+++ EXTRACTED ENTRIES

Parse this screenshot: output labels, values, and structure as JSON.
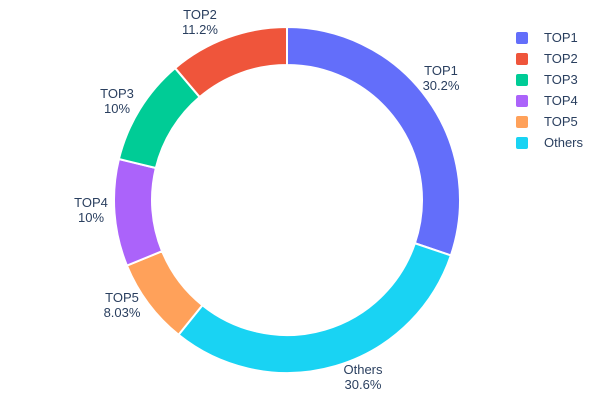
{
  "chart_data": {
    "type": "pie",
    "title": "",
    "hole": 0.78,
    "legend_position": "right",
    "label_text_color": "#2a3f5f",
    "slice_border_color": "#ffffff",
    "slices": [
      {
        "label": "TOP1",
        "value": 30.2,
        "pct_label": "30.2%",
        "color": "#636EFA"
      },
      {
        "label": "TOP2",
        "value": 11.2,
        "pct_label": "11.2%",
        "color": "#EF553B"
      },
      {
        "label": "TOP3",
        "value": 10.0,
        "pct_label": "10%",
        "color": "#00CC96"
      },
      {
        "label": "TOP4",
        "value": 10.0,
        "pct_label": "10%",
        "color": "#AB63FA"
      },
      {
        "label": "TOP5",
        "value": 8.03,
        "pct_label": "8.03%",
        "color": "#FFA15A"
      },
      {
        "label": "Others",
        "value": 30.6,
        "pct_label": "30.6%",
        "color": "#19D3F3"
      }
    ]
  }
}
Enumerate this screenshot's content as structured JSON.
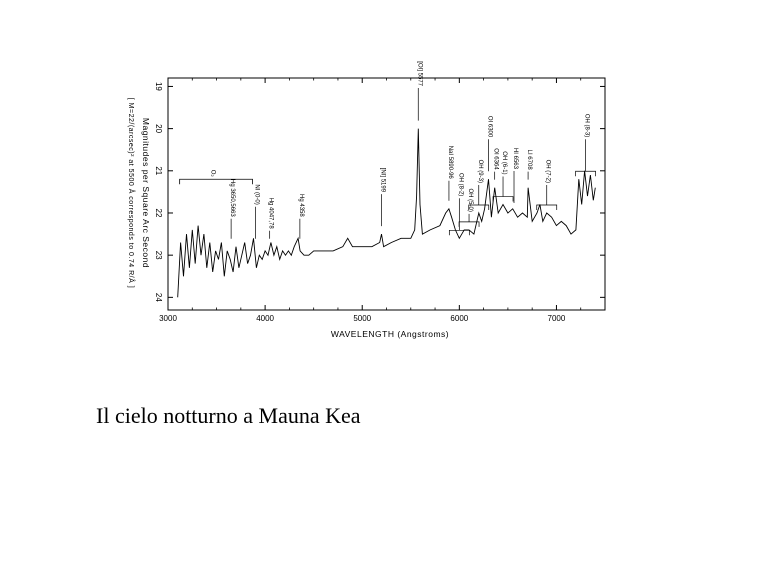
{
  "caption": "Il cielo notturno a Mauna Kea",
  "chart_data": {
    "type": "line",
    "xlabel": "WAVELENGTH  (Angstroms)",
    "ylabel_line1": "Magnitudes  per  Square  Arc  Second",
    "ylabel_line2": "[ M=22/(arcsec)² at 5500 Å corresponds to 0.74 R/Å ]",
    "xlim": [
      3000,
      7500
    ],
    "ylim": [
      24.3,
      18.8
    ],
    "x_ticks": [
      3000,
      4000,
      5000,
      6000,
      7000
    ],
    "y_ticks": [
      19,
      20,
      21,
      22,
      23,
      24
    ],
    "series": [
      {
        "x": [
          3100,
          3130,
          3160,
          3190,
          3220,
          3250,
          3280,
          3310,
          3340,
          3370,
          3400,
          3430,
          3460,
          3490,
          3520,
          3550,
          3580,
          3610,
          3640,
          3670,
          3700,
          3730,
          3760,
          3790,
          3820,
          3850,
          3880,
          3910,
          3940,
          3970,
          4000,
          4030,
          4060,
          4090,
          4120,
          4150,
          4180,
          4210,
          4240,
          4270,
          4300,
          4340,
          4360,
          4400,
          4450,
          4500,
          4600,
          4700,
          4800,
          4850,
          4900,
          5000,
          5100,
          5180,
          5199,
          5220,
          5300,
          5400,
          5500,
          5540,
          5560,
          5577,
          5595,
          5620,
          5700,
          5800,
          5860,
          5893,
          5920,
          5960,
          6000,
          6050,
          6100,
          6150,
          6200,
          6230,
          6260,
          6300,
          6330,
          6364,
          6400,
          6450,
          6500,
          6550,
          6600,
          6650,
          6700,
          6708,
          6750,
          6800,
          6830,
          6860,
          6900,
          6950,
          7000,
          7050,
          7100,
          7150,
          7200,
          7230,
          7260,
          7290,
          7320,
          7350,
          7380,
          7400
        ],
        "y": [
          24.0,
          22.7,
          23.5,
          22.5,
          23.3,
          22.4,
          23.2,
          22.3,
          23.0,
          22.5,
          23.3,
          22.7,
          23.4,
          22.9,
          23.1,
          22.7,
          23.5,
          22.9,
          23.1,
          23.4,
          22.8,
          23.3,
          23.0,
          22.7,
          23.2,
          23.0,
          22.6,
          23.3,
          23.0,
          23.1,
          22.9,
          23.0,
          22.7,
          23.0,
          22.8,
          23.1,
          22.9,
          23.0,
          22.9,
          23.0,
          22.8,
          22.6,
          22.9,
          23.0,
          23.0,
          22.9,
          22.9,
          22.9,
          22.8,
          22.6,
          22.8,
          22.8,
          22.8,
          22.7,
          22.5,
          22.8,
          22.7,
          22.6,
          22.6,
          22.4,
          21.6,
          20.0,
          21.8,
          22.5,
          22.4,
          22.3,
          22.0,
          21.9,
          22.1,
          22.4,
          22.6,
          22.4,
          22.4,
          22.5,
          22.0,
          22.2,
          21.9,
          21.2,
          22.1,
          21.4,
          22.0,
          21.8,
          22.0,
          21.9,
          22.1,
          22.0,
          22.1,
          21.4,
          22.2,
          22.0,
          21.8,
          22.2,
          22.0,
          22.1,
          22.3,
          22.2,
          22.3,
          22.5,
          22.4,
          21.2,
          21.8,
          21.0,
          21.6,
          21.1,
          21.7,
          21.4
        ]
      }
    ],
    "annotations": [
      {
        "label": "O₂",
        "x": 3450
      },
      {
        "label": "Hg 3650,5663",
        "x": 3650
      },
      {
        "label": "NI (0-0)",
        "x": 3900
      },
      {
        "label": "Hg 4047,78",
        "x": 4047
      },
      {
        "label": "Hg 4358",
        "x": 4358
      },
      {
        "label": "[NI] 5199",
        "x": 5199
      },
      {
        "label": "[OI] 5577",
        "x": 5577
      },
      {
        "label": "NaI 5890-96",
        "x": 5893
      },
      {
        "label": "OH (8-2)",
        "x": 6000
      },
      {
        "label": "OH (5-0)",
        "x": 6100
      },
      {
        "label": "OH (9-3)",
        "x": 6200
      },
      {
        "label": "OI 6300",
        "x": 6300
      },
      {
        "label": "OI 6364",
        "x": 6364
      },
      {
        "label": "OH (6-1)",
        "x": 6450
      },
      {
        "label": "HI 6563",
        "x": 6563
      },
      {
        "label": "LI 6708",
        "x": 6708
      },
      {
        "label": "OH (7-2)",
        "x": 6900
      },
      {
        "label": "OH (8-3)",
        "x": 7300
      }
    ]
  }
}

++++++

TASK TO CARRY OUT
Print out the material word for word, omitting the pictures.

RESULT BELOW
Parse this screenshot: output labels, values, and structure as JSON.
{
  "chart_data": {
    "type": "pie",
    "title": "",
    "hole": 0.78,
    "legend_position": "right",
    "label_text_color": "#2a3f5f",
    "slice_border_color": "#ffffff",
    "slices": [
      {
        "label": "TOP1",
        "value": 30.2,
        "pct_label": "30.2%",
        "color": "#636EFA"
      },
      {
        "label": "TOP2",
        "value": 11.2,
        "pct_label": "11.2%",
        "color": "#EF553B"
      },
      {
        "label": "TOP3",
        "value": 10.0,
        "pct_label": "10%",
        "color": "#00CC96"
      },
      {
        "label": "TOP4",
        "value": 10.0,
        "pct_label": "10%",
        "color": "#AB63FA"
      },
      {
        "label": "TOP5",
        "value": 8.03,
        "pct_label": "8.03%",
        "color": "#FFA15A"
      },
      {
        "label": "Others",
        "value": 30.6,
        "pct_label": "30.6%",
        "color": "#19D3F3"
      }
    ]
  }
}
Enumerate this screenshot's content as structured JSON.
{
  "caption": "Il cielo notturno a Mauna Kea",
  "chart_data": {
    "type": "line",
    "xlabel": "WAVELENGTH  (Angstroms)",
    "ylabel_line1": "Magnitudes  per  Square  Arc  Second",
    "ylabel_line2": "[ M=22/(arcsec)² at 5500 Å corresponds to 0.74 R/Å ]",
    "xlim": [
      3000,
      7500
    ],
    "ylim": [
      24.3,
      18.8
    ],
    "x_ticks": [
      3000,
      4000,
      5000,
      6000,
      7000
    ],
    "y_ticks": [
      19,
      20,
      21,
      22,
      23,
      24
    ],
    "series": [
      {
        "x": [
          3100,
          3130,
          3160,
          3190,
          3220,
          3250,
          3280,
          3310,
          3340,
          3370,
          3400,
          3430,
          3460,
          3490,
          3520,
          3550,
          3580,
          3610,
          3640,
          3670,
          3700,
          3730,
          3760,
          3790,
          3820,
          3850,
          3880,
          3910,
          3940,
          3970,
          4000,
          4030,
          4060,
          4090,
          4120,
          4150,
          4180,
          4210,
          4240,
          4270,
          4300,
          4340,
          4360,
          4400,
          4450,
          4500,
          4600,
          4700,
          4800,
          4850,
          4900,
          5000,
          5100,
          5180,
          5199,
          5220,
          5300,
          5400,
          5500,
          5540,
          5560,
          5577,
          5595,
          5620,
          5700,
          5800,
          5860,
          5893,
          5920,
          5960,
          6000,
          6050,
          6100,
          6150,
          6200,
          6230,
          6260,
          6300,
          6330,
          6364,
          6400,
          6450,
          6500,
          6550,
          6600,
          6650,
          6700,
          6708,
          6750,
          6800,
          6830,
          6860,
          6900,
          6950,
          7000,
          7050,
          7100,
          7150,
          7200,
          7230,
          7260,
          7290,
          7320,
          7350,
          7380,
          7400
        ],
        "y": [
          24.0,
          22.7,
          23.5,
          22.5,
          23.3,
          22.4,
          23.2,
          22.3,
          23.0,
          22.5,
          23.3,
          22.7,
          23.4,
          22.9,
          23.1,
          22.7,
          23.5,
          22.9,
          23.1,
          23.4,
          22.8,
          23.3,
          23.0,
          22.7,
          23.2,
          23.0,
          22.6,
          23.3,
          23.0,
          23.1,
          22.9,
          23.0,
          22.7,
          23.0,
          22.8,
          23.1,
          22.9,
          23.0,
          22.9,
          23.0,
          22.8,
          22.6,
          22.9,
          23.0,
          23.0,
          22.9,
          22.9,
          22.9,
          22.8,
          22.6,
          22.8,
          22.8,
          22.8,
          22.7,
          22.5,
          22.8,
          22.7,
          22.6,
          22.6,
          22.4,
          21.6,
          20.0,
          21.8,
          22.5,
          22.4,
          22.3,
          22.0,
          21.9,
          22.1,
          22.4,
          22.6,
          22.4,
          22.4,
          22.5,
          22.0,
          22.2,
          21.9,
          21.2,
          22.1,
          21.4,
          22.0,
          21.8,
          22.0,
          21.9,
          22.1,
          22.0,
          22.1,
          21.4,
          22.2,
          22.0,
          21.8,
          22.2,
          22.0,
          22.1,
          22.3,
          22.2,
          22.3,
          22.5,
          22.4,
          21.2,
          21.8,
          21.0,
          21.6,
          21.1,
          21.7,
          21.4
        ]
      }
    ],
    "annotations": [
      {
        "label": "O₂",
        "x": 3450
      },
      {
        "label": "Hg 3650,5663",
        "x": 3650
      },
      {
        "label": "NI (0-0)",
        "x": 3900
      },
      {
        "label": "Hg 4047,78",
        "x": 4047
      },
      {
        "label": "Hg 4358",
        "x": 4358
      },
      {
        "label": "[NI] 5199",
        "x": 5199
      },
      {
        "label": "[OI] 5577",
        "x": 5577
      },
      {
        "label": "NaI 5890-96",
        "x": 5893
      },
      {
        "label": "OH (8-2)",
        "x": 6000
      },
      {
        "label": "OH (5-0)",
        "x": 6100
      },
      {
        "label": "OH (9-3)",
        "x": 6200
      },
      {
        "label": "OI 6300",
        "x": 6300
      },
      {
        "label": "OI 6364",
        "x": 6364
      },
      {
        "label": "OH (6-1)",
        "x": 6450
      },
      {
        "label": "HI 6563",
        "x": 6563
      },
      {
        "label": "LI 6708",
        "x": 6708
      },
      {
        "label": "OH (7-2)",
        "x": 6900
      },
      {
        "label": "OH (8-3)",
        "x": 7300
      }
    ]
  }
}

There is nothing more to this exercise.